◆ Aim of the task ◆
Show, in full, each line of the data that contains "JSON".

::: Data for the task

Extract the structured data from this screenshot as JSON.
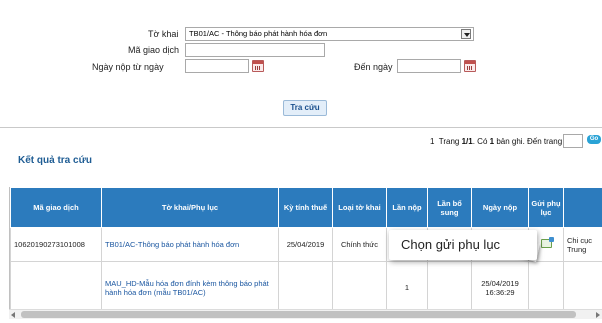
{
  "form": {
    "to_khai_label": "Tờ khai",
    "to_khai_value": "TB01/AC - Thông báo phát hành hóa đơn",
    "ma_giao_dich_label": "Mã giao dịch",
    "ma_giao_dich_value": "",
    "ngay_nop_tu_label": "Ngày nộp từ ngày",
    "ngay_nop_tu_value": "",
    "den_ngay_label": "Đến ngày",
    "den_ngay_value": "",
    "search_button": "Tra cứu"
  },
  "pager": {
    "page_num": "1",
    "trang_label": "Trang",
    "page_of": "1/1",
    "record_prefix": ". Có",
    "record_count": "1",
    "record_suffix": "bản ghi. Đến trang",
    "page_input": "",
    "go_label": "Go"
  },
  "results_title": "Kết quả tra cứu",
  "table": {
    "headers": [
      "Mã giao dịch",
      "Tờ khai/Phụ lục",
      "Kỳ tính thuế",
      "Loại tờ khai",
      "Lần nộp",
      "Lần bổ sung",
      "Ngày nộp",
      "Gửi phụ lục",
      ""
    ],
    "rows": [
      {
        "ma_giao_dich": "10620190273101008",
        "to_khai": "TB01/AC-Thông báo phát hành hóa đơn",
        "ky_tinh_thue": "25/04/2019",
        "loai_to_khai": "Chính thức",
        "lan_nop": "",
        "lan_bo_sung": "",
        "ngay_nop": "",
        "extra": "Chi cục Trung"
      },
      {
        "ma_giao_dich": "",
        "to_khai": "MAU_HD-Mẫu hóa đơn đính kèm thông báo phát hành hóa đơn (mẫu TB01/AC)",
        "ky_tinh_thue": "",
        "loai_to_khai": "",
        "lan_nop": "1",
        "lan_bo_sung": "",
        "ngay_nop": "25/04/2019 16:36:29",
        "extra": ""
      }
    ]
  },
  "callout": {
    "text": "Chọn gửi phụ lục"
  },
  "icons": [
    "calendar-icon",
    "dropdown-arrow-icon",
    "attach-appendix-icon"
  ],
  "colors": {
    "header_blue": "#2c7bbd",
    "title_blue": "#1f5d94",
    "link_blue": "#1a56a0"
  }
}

::::::
::: Data for the task

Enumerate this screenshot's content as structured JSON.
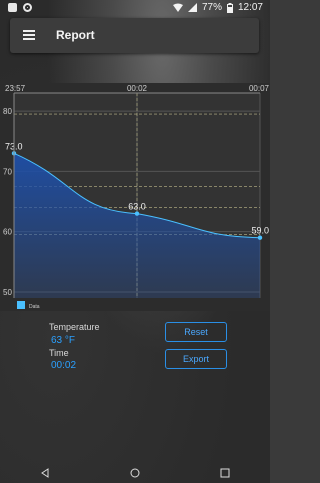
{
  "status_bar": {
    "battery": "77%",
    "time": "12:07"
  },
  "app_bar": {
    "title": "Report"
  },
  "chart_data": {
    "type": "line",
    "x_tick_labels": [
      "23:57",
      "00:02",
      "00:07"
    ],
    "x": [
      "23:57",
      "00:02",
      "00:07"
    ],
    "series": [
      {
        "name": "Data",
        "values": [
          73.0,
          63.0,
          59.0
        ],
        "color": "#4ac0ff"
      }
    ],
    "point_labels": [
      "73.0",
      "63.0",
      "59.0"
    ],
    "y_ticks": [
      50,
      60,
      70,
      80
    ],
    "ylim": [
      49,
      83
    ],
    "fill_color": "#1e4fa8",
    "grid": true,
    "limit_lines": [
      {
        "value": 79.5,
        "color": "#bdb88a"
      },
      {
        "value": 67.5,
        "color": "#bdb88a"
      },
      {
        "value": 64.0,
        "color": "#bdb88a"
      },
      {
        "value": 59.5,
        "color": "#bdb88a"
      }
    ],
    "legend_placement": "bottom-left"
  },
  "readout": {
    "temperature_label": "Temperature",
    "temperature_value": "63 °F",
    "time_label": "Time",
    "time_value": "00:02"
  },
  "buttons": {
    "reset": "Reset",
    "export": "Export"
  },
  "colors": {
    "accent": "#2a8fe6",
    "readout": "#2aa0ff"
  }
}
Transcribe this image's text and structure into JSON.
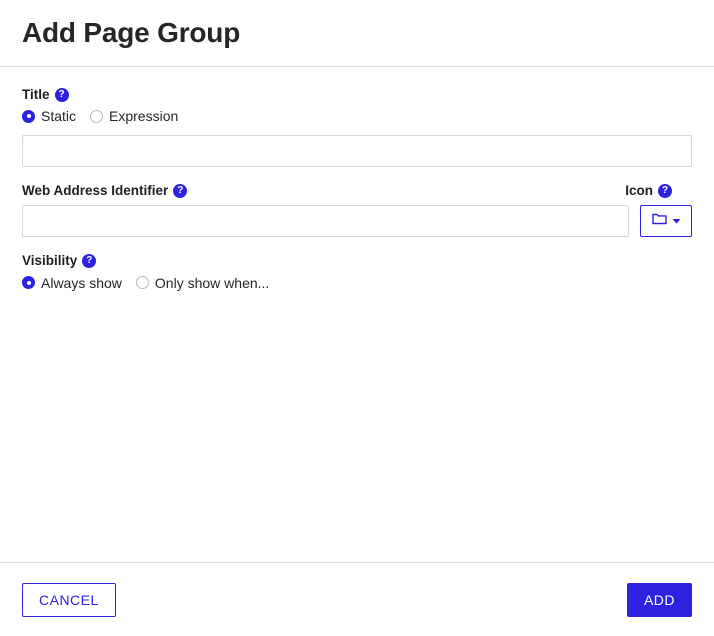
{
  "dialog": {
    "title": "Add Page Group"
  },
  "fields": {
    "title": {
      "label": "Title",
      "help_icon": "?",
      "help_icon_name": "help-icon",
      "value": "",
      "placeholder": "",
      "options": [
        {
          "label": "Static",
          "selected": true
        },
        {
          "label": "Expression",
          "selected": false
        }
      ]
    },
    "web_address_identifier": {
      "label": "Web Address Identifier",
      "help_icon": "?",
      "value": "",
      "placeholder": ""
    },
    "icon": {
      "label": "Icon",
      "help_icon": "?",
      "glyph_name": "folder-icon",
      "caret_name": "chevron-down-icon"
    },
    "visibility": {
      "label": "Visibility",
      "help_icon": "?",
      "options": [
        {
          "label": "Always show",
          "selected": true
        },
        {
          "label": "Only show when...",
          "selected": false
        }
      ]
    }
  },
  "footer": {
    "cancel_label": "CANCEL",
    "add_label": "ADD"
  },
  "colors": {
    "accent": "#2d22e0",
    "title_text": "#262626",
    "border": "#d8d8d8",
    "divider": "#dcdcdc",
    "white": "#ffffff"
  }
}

::::::

◆ Solution ◆
Extract the structured data from this screenshot as JSON.
Enumerate this screenshot's content as structured JSON.
Transcribe this image's text and structure into JSON.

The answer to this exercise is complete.